> Given request:
Copy out each line in the material below that has the word "Maple".

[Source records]

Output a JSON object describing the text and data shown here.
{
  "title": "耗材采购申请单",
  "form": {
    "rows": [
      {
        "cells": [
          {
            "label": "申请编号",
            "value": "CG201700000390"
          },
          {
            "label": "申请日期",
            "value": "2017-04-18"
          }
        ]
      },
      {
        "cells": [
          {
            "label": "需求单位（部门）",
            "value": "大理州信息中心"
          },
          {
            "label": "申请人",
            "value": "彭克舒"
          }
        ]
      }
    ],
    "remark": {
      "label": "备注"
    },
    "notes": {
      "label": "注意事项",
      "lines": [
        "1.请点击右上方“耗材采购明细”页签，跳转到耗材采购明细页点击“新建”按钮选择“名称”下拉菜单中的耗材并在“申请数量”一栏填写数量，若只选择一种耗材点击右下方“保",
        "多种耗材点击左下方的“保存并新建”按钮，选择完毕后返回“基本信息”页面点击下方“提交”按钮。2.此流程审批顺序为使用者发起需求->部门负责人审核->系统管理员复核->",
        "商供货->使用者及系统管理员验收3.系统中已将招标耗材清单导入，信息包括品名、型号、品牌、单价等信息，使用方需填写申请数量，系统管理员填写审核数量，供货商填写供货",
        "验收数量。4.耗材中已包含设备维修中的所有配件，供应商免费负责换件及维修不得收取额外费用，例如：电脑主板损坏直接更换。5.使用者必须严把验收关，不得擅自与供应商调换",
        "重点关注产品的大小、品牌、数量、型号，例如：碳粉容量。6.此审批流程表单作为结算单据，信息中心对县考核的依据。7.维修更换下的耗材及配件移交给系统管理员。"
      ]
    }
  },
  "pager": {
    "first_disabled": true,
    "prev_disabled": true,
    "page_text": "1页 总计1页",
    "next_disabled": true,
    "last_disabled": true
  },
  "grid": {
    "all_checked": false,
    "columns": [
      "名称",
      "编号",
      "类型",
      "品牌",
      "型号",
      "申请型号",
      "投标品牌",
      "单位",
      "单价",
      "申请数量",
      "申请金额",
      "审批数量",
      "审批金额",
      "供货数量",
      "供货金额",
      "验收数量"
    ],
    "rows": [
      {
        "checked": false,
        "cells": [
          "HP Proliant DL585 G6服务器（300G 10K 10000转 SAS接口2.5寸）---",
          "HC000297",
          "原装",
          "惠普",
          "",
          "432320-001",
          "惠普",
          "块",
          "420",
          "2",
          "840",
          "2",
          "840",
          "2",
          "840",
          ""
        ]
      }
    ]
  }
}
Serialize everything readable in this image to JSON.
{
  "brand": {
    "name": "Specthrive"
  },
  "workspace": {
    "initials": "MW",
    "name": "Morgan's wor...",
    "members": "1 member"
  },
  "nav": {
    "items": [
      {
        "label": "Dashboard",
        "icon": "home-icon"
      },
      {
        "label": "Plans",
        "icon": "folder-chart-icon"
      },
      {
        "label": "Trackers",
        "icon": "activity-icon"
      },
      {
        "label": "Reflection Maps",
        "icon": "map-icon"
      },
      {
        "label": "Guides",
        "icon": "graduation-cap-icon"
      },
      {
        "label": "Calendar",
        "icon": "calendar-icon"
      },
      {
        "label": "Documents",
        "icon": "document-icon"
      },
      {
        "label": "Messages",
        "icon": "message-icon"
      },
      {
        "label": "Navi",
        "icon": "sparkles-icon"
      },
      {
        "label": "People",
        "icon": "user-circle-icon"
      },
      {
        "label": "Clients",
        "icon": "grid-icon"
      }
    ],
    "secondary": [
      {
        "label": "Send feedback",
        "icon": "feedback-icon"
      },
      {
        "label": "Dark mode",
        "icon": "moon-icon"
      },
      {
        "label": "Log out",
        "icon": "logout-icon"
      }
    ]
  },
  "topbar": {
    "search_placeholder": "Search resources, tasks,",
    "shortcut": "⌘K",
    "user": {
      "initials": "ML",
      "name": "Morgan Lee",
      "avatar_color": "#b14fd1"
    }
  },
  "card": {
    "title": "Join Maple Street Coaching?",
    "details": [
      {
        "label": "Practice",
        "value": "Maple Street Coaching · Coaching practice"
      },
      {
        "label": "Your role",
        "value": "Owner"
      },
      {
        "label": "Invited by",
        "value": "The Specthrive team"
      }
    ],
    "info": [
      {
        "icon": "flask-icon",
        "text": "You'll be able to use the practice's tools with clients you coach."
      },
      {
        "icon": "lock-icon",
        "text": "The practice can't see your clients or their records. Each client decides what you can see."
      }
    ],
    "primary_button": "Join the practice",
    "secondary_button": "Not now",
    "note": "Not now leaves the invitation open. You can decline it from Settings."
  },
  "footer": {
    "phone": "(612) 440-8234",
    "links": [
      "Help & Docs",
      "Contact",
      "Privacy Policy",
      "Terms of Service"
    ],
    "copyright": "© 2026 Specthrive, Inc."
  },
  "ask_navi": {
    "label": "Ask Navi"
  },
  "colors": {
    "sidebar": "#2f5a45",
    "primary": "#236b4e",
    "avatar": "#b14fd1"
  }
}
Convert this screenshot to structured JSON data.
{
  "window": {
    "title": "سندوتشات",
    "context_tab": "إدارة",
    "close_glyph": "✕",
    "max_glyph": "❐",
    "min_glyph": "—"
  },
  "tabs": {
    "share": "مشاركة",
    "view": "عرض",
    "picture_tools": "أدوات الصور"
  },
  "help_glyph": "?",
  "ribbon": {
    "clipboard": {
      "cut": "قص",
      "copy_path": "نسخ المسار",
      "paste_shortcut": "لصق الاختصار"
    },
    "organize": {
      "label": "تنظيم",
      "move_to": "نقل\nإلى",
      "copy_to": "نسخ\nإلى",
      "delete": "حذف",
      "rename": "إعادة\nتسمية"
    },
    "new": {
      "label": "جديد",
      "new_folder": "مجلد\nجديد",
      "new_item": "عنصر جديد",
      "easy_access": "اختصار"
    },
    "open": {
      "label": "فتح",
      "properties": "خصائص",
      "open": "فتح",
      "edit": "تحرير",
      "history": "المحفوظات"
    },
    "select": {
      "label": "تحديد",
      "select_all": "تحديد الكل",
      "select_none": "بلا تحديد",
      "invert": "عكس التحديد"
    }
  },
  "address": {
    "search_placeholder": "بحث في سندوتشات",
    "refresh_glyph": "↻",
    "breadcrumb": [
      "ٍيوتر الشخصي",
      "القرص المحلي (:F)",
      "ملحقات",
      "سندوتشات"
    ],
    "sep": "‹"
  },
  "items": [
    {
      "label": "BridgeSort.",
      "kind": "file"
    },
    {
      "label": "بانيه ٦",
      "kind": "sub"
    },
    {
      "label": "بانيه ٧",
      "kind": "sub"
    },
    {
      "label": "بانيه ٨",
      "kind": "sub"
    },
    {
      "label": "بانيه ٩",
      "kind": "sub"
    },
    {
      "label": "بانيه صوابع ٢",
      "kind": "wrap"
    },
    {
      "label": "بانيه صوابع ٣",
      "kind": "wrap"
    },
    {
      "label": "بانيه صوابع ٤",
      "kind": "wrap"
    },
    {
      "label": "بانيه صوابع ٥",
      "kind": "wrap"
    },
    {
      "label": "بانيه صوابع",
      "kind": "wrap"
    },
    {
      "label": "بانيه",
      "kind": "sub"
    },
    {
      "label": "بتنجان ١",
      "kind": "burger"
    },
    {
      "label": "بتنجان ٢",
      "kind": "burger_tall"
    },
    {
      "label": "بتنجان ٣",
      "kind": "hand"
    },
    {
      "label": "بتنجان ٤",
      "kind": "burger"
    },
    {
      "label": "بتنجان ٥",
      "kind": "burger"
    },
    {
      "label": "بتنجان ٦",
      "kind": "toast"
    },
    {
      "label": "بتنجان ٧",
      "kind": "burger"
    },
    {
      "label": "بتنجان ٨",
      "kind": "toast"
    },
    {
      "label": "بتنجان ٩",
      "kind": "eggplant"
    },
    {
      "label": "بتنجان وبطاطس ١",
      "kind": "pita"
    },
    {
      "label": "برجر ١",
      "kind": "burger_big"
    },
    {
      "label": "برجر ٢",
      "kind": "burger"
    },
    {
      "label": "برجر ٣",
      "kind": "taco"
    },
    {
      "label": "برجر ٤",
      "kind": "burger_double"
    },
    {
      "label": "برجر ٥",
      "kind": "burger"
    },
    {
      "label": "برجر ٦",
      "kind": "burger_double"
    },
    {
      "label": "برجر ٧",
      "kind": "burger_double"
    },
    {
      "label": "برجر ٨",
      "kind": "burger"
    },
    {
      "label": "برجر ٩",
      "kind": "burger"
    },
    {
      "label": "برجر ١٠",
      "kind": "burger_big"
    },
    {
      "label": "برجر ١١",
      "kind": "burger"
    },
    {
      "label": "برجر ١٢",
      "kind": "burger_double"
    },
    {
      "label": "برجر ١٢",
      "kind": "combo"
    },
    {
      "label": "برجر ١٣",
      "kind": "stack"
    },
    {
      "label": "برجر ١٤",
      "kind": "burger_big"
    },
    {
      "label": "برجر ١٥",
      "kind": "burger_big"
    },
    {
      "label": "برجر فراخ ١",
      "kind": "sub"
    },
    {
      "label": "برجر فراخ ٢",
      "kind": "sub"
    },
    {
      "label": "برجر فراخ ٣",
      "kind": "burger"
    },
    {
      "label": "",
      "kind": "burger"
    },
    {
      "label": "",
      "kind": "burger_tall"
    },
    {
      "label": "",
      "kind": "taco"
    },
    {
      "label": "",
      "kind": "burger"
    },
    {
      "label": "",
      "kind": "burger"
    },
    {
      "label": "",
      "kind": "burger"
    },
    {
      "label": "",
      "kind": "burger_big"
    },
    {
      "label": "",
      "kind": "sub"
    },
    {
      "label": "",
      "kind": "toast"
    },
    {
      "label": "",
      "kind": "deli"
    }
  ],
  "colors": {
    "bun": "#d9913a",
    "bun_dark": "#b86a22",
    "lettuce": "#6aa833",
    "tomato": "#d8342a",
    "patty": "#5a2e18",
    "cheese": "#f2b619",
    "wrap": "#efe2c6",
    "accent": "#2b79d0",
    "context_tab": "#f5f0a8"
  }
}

> Completed exercise:
    "title": "Join Maple Street Coaching?",
        "value": "Maple Street Coaching · Coaching practice"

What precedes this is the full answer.